[start EXCERPTED PASSAGE]

OSOceanAcoustics / echopype

Enabling interoperability and scalability in ocean sonar data analysis
https://echopype.readthedocs.io/
Apache License 2.0
98 stars 73 forks source link

Add more comprehensive tests to `consolidate.add_latlon` #769

Closed leewujung closed 1 year ago

leewujung commented 2 years ago

This is a leftover to #749 , in which we added a new function to interpolate lat-lon locations from the EchoData["Platform"] group to calibrated Sv data. That PR includes a basic test to run add_latlon for an EK60 file and check for existence of the latitude and longitude variables.

We still need tests to cover the following cases:

leewujung commented 1 year ago

This will ensure #730 runs through without problem.

[end EXCERPTED PASSAGE]
[start SUPPLIED MATERIAL]

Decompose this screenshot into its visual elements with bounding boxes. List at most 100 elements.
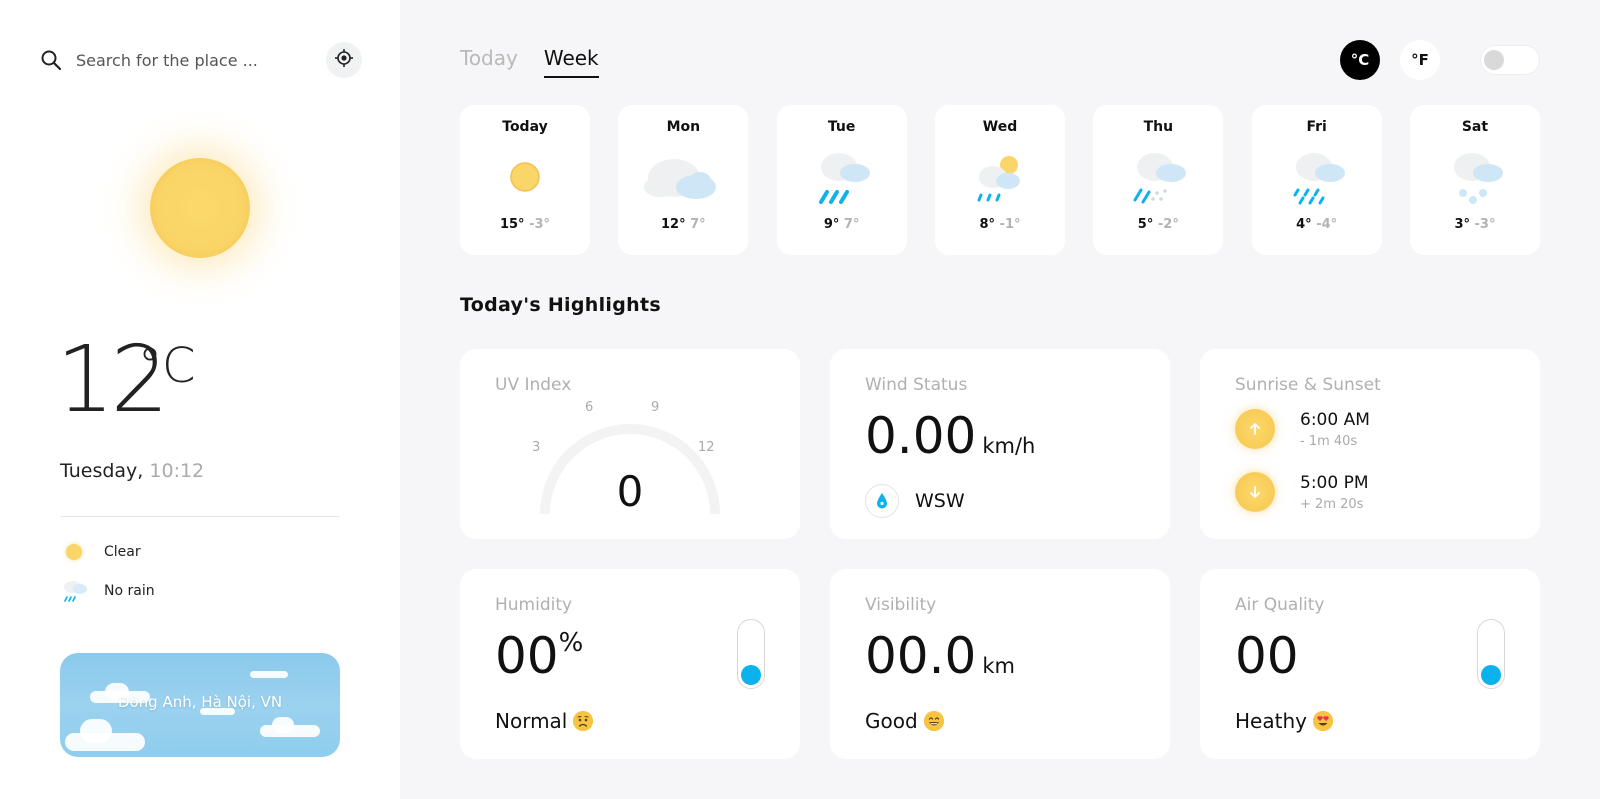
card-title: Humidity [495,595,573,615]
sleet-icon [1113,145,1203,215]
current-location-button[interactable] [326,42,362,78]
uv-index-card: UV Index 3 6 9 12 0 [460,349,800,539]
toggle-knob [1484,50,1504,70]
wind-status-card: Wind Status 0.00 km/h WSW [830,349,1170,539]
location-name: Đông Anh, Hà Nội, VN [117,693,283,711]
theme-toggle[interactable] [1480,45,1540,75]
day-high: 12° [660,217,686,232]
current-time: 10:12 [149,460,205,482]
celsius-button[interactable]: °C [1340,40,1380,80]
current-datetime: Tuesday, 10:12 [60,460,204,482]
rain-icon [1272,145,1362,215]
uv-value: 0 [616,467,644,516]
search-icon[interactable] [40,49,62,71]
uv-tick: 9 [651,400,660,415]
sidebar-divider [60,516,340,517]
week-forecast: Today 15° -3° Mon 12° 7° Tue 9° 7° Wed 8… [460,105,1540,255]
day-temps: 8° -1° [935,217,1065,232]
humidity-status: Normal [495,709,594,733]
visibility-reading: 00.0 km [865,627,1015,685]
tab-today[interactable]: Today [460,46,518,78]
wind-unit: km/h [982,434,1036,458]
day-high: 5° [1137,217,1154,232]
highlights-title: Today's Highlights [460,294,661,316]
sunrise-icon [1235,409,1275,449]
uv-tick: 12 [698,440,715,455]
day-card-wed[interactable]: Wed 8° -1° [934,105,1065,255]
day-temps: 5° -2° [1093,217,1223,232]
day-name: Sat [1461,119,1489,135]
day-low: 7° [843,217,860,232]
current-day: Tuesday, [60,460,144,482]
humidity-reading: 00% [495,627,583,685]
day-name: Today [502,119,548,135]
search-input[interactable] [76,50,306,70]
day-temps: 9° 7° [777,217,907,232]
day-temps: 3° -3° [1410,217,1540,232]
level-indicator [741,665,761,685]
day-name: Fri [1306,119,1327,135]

[end SUPPLIED MATERIAL]

**CHALLENGE:**
Copy the echopype issue thread from "leewujung commented 2" up to and including "through without problem.", and update it so that "EK80" stands wherever "EK60" appears.

**RESULT OF THE EXERCISE:**
leewujung commented 2 years ago

This is a leftover to #749 , in which we added a new function to interpolate lat-lon locations from the EchoData["Platform"] group to calibrated Sv data. That PR includes a basic test to run add_latlon for an EK80 file and check for existence of the latitude and longitude variables.

We still need tests to cover the following cases:

leewujung commented 1 year ago

This will ensure #730 runs through without problem.